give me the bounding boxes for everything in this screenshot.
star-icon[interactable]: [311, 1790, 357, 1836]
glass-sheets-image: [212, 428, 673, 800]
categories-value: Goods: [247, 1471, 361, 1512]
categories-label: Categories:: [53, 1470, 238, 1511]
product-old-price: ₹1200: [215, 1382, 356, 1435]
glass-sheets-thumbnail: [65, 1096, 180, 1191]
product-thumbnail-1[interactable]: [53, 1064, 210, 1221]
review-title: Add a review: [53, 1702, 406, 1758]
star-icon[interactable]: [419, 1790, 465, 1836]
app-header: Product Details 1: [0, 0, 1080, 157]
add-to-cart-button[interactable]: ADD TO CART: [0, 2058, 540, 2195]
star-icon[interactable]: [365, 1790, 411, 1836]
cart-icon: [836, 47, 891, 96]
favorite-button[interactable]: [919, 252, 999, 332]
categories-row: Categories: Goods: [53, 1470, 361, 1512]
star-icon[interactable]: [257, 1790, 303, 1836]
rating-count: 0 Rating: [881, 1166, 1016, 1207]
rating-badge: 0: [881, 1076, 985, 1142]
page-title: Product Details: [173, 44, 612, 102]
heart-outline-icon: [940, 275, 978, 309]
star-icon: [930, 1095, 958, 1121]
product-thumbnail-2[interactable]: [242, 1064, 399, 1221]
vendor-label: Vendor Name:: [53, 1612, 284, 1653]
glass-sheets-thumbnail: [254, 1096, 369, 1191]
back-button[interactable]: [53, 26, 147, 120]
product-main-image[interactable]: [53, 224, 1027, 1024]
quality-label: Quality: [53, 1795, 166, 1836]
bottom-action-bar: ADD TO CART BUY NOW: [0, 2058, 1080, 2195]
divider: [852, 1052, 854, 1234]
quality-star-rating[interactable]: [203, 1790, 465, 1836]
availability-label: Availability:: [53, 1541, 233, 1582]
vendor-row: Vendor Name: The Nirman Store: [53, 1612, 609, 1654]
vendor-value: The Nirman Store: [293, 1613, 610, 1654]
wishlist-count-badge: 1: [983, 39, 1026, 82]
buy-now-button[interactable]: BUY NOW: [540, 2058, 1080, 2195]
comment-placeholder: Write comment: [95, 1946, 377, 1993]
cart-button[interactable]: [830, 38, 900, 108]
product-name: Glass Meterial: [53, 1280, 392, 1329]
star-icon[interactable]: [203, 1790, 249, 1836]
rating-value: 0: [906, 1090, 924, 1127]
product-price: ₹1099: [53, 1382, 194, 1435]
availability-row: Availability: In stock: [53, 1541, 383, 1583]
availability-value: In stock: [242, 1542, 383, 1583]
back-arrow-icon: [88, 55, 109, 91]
==
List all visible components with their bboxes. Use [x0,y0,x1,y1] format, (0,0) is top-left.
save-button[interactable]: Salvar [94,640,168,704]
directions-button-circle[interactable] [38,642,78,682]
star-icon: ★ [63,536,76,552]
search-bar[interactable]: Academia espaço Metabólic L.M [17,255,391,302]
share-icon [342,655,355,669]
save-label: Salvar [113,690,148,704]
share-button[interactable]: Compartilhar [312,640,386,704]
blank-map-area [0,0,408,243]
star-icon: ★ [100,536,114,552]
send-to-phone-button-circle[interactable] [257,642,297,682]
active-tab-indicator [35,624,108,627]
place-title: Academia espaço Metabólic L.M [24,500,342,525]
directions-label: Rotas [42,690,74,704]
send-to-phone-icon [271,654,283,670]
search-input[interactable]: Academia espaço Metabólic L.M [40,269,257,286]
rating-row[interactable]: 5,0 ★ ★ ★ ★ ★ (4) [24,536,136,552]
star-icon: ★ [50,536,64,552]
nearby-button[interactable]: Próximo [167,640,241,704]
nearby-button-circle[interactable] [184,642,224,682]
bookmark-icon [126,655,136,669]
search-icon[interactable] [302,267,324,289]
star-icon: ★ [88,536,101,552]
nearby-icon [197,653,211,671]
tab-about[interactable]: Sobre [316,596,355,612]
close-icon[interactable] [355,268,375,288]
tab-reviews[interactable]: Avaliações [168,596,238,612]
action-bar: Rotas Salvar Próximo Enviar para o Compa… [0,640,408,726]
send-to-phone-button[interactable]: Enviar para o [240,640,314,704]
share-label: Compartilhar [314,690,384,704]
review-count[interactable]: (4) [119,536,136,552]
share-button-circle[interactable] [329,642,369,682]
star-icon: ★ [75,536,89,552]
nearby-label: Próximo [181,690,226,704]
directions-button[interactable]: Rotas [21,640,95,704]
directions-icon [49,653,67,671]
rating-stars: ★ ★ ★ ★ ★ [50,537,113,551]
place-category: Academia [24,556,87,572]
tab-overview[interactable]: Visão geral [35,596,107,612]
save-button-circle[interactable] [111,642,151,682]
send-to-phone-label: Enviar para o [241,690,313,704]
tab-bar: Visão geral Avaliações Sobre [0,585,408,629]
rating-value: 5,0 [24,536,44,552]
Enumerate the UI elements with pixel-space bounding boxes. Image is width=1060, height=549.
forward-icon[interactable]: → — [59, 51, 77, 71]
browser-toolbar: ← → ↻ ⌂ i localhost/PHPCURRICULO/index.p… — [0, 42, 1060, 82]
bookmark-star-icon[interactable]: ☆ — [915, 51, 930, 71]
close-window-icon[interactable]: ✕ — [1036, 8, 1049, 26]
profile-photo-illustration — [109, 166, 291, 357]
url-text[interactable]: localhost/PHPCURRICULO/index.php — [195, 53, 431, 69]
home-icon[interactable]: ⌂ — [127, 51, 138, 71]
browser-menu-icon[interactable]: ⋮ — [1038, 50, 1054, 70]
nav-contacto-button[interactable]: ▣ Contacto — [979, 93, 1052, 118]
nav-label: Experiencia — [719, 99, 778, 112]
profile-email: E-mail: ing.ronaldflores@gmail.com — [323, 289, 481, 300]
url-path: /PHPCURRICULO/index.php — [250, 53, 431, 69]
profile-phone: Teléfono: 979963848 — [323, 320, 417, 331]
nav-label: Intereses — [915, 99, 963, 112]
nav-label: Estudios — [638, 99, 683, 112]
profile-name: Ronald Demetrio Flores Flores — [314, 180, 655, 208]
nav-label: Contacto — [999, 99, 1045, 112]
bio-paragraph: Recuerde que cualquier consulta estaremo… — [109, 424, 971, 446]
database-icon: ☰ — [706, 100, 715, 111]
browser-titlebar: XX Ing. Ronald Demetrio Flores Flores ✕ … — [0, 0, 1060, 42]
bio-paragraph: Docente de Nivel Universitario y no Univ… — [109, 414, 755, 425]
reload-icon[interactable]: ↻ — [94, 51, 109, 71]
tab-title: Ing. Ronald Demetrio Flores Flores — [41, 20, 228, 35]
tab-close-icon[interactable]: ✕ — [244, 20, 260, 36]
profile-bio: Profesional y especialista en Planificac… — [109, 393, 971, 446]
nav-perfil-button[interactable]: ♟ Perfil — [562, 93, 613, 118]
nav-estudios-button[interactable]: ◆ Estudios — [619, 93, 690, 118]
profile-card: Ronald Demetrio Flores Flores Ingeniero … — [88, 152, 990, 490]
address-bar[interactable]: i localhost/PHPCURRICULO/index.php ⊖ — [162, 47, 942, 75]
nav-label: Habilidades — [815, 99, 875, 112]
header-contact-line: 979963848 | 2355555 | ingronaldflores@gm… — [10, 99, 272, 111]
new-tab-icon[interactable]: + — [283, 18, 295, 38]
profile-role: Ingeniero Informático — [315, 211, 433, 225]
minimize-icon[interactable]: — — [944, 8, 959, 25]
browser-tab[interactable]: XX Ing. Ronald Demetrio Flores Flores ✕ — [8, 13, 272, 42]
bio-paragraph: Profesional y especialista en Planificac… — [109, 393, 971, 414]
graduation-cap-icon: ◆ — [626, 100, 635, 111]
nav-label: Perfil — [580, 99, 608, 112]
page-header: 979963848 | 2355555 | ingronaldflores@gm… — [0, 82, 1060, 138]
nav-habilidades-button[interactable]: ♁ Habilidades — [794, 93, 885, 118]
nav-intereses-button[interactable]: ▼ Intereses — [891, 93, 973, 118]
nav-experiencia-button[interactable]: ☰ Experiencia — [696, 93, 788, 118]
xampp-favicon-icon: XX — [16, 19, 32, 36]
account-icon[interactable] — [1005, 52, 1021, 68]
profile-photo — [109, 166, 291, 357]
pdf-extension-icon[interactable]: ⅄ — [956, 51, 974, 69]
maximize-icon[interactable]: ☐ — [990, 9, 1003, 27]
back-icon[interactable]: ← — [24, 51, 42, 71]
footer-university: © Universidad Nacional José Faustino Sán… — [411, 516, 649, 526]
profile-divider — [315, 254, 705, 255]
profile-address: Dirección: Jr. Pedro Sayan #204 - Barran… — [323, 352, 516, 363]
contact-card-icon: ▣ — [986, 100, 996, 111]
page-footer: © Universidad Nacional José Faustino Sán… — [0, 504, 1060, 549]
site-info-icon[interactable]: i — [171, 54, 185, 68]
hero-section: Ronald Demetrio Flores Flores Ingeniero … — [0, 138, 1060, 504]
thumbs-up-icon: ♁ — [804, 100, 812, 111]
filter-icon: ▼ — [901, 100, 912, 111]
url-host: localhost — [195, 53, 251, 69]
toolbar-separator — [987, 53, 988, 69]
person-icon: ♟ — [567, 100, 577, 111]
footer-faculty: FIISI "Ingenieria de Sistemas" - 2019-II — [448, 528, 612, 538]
--
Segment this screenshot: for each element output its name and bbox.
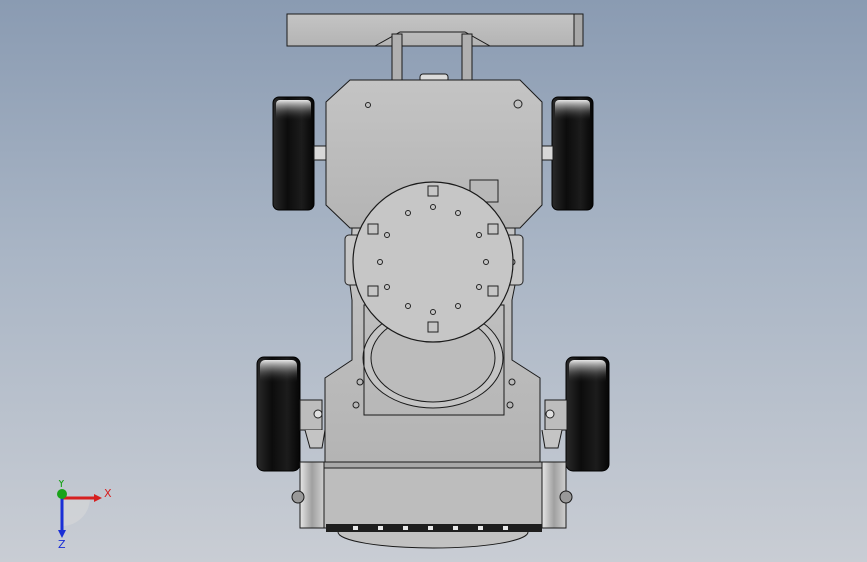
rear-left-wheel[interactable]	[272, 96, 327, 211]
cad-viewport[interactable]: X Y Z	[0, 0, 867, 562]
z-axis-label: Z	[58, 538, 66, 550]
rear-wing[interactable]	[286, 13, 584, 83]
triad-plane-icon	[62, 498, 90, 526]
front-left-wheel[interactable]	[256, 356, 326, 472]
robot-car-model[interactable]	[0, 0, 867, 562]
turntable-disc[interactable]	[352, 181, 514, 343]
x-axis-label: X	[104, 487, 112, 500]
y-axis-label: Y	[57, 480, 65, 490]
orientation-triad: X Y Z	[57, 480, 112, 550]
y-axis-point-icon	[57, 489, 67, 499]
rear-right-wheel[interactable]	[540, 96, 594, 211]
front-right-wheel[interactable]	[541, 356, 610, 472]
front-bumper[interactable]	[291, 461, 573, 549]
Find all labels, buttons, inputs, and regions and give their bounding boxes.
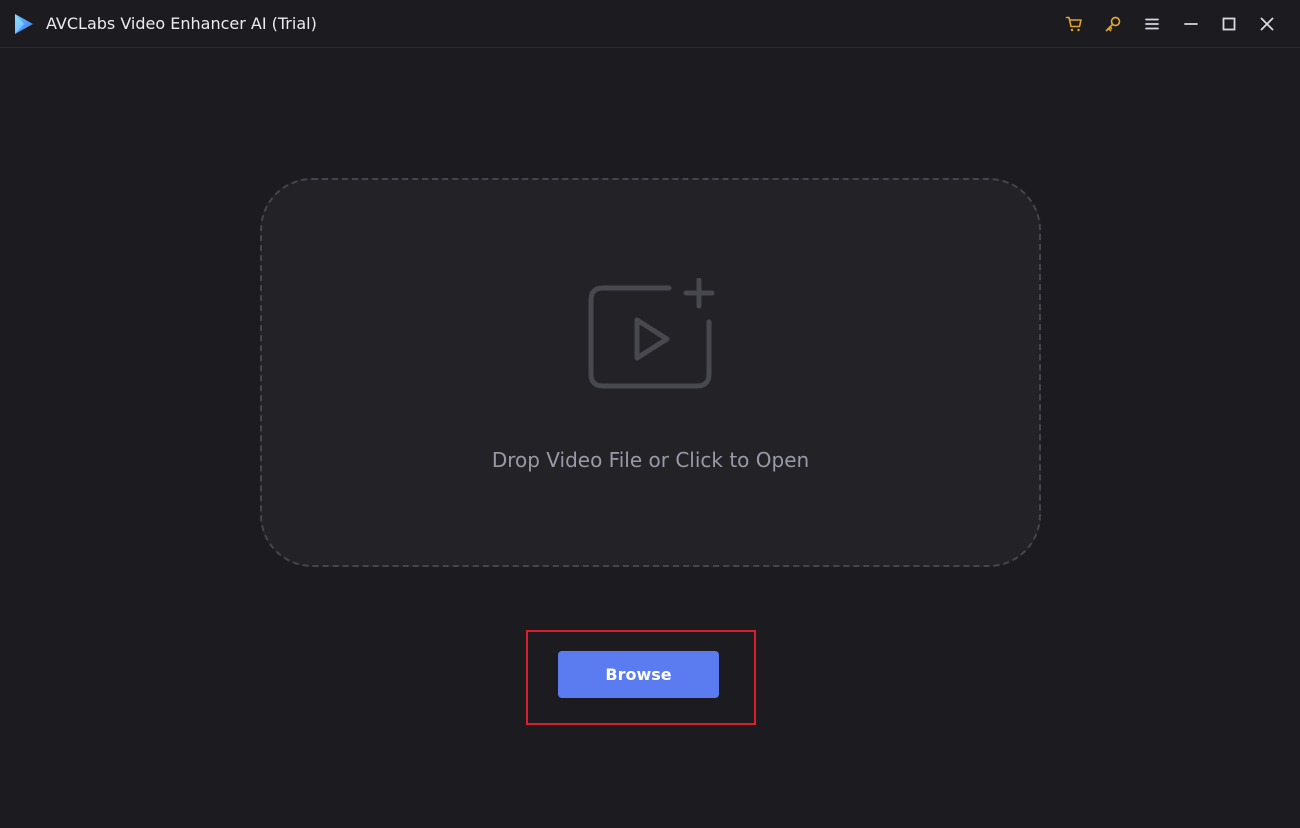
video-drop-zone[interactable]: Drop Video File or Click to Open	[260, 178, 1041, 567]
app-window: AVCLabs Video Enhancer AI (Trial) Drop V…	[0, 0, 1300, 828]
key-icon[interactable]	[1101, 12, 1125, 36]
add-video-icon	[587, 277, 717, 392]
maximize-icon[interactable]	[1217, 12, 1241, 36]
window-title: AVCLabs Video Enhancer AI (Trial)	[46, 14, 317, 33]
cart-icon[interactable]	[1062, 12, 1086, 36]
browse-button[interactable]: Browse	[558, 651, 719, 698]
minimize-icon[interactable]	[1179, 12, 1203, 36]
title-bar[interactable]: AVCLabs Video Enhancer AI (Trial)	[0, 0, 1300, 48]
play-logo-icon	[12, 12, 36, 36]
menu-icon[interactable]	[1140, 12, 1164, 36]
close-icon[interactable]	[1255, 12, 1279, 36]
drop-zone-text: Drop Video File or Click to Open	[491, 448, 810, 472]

> **REQUIRED WORK**: Reproduce, without alteration, the lines of the records from the line containing "give me the" up to and including the line containing "vendor-label: Vendor Name:: [53, 1612, 284, 1653]".

> **SOLUTION**:
give me the bounding boxes for everything in this screenshot.
star-icon[interactable]: [311, 1790, 357, 1836]
glass-sheets-image: [212, 428, 673, 800]
categories-value: Goods: [247, 1471, 361, 1512]
categories-label: Categories:: [53, 1470, 238, 1511]
product-old-price: ₹1200: [215, 1382, 356, 1435]
glass-sheets-thumbnail: [65, 1096, 180, 1191]
product-thumbnail-1[interactable]: [53, 1064, 210, 1221]
review-title: Add a review: [53, 1702, 406, 1758]
star-icon[interactable]: [419, 1790, 465, 1836]
app-header: Product Details 1: [0, 0, 1080, 157]
add-to-cart-button[interactable]: ADD TO CART: [0, 2058, 540, 2195]
star-icon[interactable]: [365, 1790, 411, 1836]
cart-icon: [836, 47, 891, 96]
favorite-button[interactable]: [919, 252, 999, 332]
categories-row: Categories: Goods: [53, 1470, 361, 1512]
star-icon[interactable]: [257, 1790, 303, 1836]
rating-count: 0 Rating: [881, 1166, 1016, 1207]
rating-badge: 0: [881, 1076, 985, 1142]
page-title: Product Details: [173, 44, 612, 102]
heart-outline-icon: [940, 275, 978, 309]
star-icon: [930, 1095, 958, 1121]
product-thumbnail-2[interactable]: [242, 1064, 399, 1221]
vendor-label: Vendor Name:: [53, 1612, 284, 1653]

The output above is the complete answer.